[What to work on]:
Copy out all of the data below with no alterations.

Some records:

┌────────

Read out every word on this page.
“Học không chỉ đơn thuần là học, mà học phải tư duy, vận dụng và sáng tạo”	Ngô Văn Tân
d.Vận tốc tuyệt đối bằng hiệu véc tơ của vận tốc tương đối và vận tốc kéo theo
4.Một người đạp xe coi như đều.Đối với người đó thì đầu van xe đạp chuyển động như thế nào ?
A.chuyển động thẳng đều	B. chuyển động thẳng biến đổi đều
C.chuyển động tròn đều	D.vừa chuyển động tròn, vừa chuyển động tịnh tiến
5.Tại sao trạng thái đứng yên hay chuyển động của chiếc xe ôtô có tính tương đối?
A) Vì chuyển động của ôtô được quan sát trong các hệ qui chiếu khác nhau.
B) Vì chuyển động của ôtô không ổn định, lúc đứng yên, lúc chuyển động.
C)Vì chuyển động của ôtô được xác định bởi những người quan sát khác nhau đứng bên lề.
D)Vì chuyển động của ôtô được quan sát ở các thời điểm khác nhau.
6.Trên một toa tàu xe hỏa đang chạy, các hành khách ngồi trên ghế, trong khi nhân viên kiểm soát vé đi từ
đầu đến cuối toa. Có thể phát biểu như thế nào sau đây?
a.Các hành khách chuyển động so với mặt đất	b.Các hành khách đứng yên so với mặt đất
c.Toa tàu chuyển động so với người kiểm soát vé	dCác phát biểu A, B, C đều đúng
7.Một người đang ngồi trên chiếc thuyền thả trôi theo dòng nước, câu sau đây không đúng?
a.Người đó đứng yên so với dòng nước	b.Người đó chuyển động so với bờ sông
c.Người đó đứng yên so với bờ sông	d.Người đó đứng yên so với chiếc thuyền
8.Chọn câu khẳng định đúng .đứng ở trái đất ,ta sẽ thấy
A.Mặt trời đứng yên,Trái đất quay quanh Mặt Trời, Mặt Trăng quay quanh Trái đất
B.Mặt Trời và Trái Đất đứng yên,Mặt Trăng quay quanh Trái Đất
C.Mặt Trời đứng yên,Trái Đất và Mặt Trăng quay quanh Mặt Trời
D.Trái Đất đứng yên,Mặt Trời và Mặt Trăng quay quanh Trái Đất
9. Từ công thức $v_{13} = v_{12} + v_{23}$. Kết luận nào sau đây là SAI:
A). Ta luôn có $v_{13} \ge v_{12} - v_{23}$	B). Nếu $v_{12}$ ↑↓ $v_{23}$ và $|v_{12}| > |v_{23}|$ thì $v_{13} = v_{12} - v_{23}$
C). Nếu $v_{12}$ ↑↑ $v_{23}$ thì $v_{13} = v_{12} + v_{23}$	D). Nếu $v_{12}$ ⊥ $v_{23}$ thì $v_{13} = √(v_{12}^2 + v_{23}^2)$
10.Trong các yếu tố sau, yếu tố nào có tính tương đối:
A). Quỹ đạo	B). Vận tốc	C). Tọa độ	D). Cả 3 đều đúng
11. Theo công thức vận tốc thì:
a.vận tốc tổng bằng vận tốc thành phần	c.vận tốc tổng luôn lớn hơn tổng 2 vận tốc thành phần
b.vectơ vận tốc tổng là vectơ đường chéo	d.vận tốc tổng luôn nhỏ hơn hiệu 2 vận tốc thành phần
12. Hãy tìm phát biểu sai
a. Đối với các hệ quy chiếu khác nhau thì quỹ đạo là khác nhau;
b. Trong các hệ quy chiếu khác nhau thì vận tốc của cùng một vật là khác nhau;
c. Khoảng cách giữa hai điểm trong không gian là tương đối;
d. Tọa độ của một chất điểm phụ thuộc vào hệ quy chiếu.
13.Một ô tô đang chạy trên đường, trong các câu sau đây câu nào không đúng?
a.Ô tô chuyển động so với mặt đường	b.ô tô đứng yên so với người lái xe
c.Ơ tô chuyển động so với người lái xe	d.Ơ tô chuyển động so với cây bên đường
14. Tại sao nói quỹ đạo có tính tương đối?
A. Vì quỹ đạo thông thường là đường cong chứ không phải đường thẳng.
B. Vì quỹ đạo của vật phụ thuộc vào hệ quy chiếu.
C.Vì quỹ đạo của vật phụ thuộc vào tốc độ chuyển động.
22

└────────

[Result of the exercise]:
Read out every word on this page.
“Học không chỉ đơn thuần là học, mà học phải tư duy, vận dụng và sáng tạo”	Ngô Văn Tân
d.Vận tốc tuyệt đối bằng hiệu véc tơ của vận tốc tương đối và vận tốc kéo theo
4.Một người đạp xe coi như đều.Đối với người đó thì đầu van xe đạp chuyển động như thế nào ?
A.chuyển động thẳng đều	B. chuyển động thẳng biến đổi đều
C.chuyển động tròn đều	D.vừa chuyển động tròn, vừa chuyển động tịnh tiến
5.Tại sao trạng thái đứng yên hay chuyển động của chiếc xe ôtô có tính tương đối?
A) Vì chuyển động của ôtô được quan sát trong các hệ qui chiếu khác nhau.
B) Vì chuyển động của ôtô không ổn định, lúc đứng yên, lúc chuyển động.
C)Vì chuyển động của ôtô được xác định bởi những người quan sát khác nhau đứng bên lề.
D)Vì chuyển động của ôtô được quan sát ở các thời điểm khác nhau.
6.Trên một toa tàu xe hỏa đang chạy, các hành khách ngồi trên ghế, trong khi nhân viên kiểm soát vé đi từ
đầu đến cuối toa. Có thể phát biểu như thế nào sau đây?
a.Các hành khách chuyển động so với mặt đất	b.Các hành khách đứng yên so với mặt đất
c.Toa tàu chuyển động so với người kiểm soát vé	dCác phát biểu A, B, C đều đúng
7.Một người đang ngồi trên chiếc thuyền thả trôi theo dòng nước, câu sau đây không đúng?
a.Người đó đứng yên so với dòng nước	b.Người đó chuyển động so với bờ sông
c.Người đó đứng yên so với bờ sông	d.Người đó đứng yên so với chiếc thuyền
8.Chọn câu khẳng định đúng .đứng ở trái đất ,ta sẽ thấy
A.Mặt trời đứng yên,Trái đất quay quanh Mặt Trời, Mặt Trăng quay quanh Trái đất
B.Mặt Trời và Trái Đất đứng yên,Mặt Trăng quay quanh Trái Đất
C.Mặt Trời đứng yên,Trái Đất và Mặt Trăng quay quanh Mặt Trời
D.Trái Đất đứng yên,Mặt Trời và Mặt Trăng quay quanh Trái Đất
9. Từ công thức $v_{13} = v_{12} + v_{23}$. Kết luận nào sau đây là SAI:
A). Ta luôn có $v_{13} \ge v_{12} - v_{23}$	B). Nếu $v_{12}$ ↑↓ $v_{23}$ và $|v_{12}| > |v_{23}|$ thì $v_{13} = v_{12} - v_{23}$
C). Nếu $v_{12}$ ↑↑ $v_{23}$ thì $v_{13} = v_{12} + v_{23}$	D). Nếu $v_{12}$ ⊥ $v_{23}$ thì $v_{13} = √(v_{12}^2 + v_{23}^2)$
10.Trong các yếu tố sau, yếu tố nào có tính tương đối:
A). Quỹ đạo	B). Vận tốc	C). Tọa độ	D). Cả 3 đều đúng
11. Theo công thức vận tốc thì:
a.vận tốc tổng bằng vận tốc thành phần	c.vận tốc tổng luôn lớn hơn tổng 2 vận tốc thành phần
b.vectơ vận tốc tổng là vectơ đường chéo	d.vận tốc tổng luôn nhỏ hơn hiệu 2 vận tốc thành phần
12. Hãy tìm phát biểu sai
a. Đối với các hệ quy chiếu khác nhau thì quỹ đạo là khác nhau;
b. Trong các hệ quy chiếu khác nhau thì vận tốc của cùng một vật là khác nhau;
c. Khoảng cách giữa hai điểm trong không gian là tương đối;
d. Tọa độ của một chất điểm phụ thuộc vào hệ quy chiếu.
13.Một ô tô đang chạy trên đường, trong các câu sau đây câu nào không đúng?
a.Ô tô chuyển động so với mặt đường	b.ô tô đứng yên so với người lái xe
c.Ơ tô chuyển động so với người lái xe	d.Ơ tô chuyển động so với cây bên đường
14. Tại sao nói quỹ đạo có tính tương đối?
A. Vì quỹ đạo thông thường là đường cong chứ không phải đường thẳng.
B. Vì quỹ đạo của vật phụ thuộc vào hệ quy chiếu.
C.Vì quỹ đạo của vật phụ thuộc vào tốc độ chuyển động.
22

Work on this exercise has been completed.